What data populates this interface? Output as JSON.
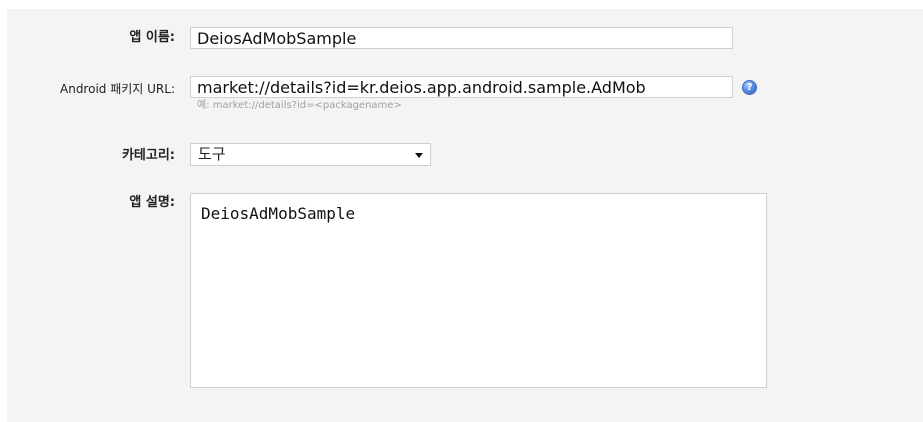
{
  "form": {
    "app_name": {
      "label": "앱 이름:",
      "value": "DeiosAdMobSample"
    },
    "package_url": {
      "label": "Android 패키지 URL:",
      "value": "market://details?id=kr.deios.app.android.sample.AdMob",
      "hint": "예: market://details?id=<packagename>",
      "help_icon": "help-icon"
    },
    "category": {
      "label": "카테고리:",
      "selected": "도구"
    },
    "description": {
      "label": "앱 설명:",
      "value": "DeiosAdMobSample"
    }
  }
}
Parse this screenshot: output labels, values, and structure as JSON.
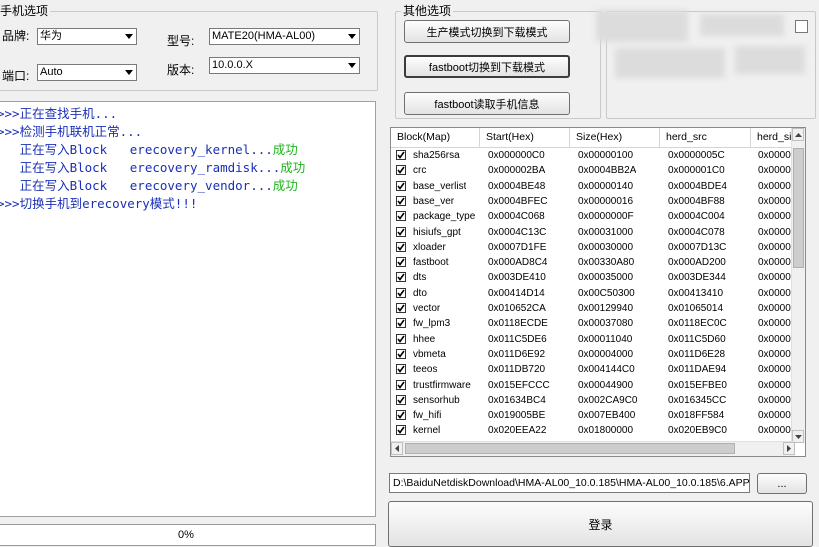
{
  "phone_options": {
    "title": "手机选项",
    "brand_label": "品牌:",
    "brand_value": "华为",
    "model_label": "型号:",
    "model_value": "MATE20(HMA-AL00)",
    "port_label": "端口:",
    "port_value": "Auto",
    "version_label": "版本:",
    "version_value": "10.0.0.X"
  },
  "other_options": {
    "title": "其他选项",
    "btn_download_mode": "生产模式切换到下载模式",
    "btn_fastboot_download": "fastboot切换到下载模式",
    "btn_fastboot_read": "fastboot读取手机信息"
  },
  "log": {
    "lines": [
      {
        "text": ">>>正在查找手机...",
        "suffix": ""
      },
      {
        "text": ">>>检测手机联机正常...",
        "suffix": ""
      },
      {
        "text": "   正在写入Block   erecovery_kernel...",
        "suffix": "成功"
      },
      {
        "text": "   正在写入Block   erecovery_ramdisk...",
        "suffix": "成功"
      },
      {
        "text": "   正在写入Block   erecovery_vendor...",
        "suffix": "成功"
      },
      {
        "text": ">>>切换手机到erecovery模式!!!",
        "suffix": ""
      }
    ]
  },
  "progress": {
    "text": "0%",
    "value": 0
  },
  "table": {
    "columns": [
      "Block(Map)",
      "Start(Hex)",
      "Size(Hex)",
      "herd_src",
      "herd_siz"
    ],
    "rows": [
      [
        "sha256rsa",
        "0x000000C0",
        "0x00000100",
        "0x0000005C",
        "0x00000"
      ],
      [
        "crc",
        "0x000002BA",
        "0x0004BB2A",
        "0x000001C0",
        "0x00000"
      ],
      [
        "base_verlist",
        "0x0004BE48",
        "0x00000140",
        "0x0004BDE4",
        "0x00000"
      ],
      [
        "base_ver",
        "0x0004BFEC",
        "0x00000016",
        "0x0004BF88",
        "0x00000"
      ],
      [
        "package_type",
        "0x0004C068",
        "0x0000000F",
        "0x0004C004",
        "0x00000"
      ],
      [
        "hisiufs_gpt",
        "0x0004C13C",
        "0x00031000",
        "0x0004C078",
        "0x00000"
      ],
      [
        "xloader",
        "0x0007D1FE",
        "0x00030000",
        "0x0007D13C",
        "0x00000"
      ],
      [
        "fastboot",
        "0x000AD8C4",
        "0x00330A80",
        "0x000AD200",
        "0x00000"
      ],
      [
        "dts",
        "0x003DE410",
        "0x00035000",
        "0x003DE344",
        "0x00000"
      ],
      [
        "dto",
        "0x00414D14",
        "0x00C50300",
        "0x00413410",
        "0x00000"
      ],
      [
        "vector",
        "0x010652CA",
        "0x00129940",
        "0x01065014",
        "0x00000"
      ],
      [
        "fw_lpm3",
        "0x0118ECDE",
        "0x00037080",
        "0x0118EC0C",
        "0x00000"
      ],
      [
        "hhee",
        "0x011C5DE6",
        "0x00011040",
        "0x011C5D60",
        "0x00000"
      ],
      [
        "vbmeta",
        "0x011D6E92",
        "0x00004000",
        "0x011D6E28",
        "0x00000"
      ],
      [
        "teeos",
        "0x011DB720",
        "0x004144C0",
        "0x011DAE94",
        "0x00000"
      ],
      [
        "trustfirmware",
        "0x015EFCCC",
        "0x00044900",
        "0x015EFBE0",
        "0x00000"
      ],
      [
        "sensorhub",
        "0x01634BC4",
        "0x002CA9C0",
        "0x016345CC",
        "0x00000"
      ],
      [
        "fw_hifi",
        "0x019005BE",
        "0x007EB400",
        "0x018FF584",
        "0x00000"
      ],
      [
        "kernel",
        "0x020EEA22",
        "0x01800000",
        "0x020EB9C0",
        "0x00000"
      ]
    ]
  },
  "file_path": "D:\\BaiduNetdiskDownload\\HMA-AL00_10.0.185\\HMA-AL00_10.0.185\\6.APP",
  "browse_label": "...",
  "login_label": "登录"
}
────────
## Problem description
Return every line holding the word "正在写入Block" from the records.

## Written response
        "text": "   正在写入Block   erecovery_kernel...",
        "text": "   正在写入Block   erecovery_ramdisk...",
        "text": "   正在写入Block   erecovery_vendor...",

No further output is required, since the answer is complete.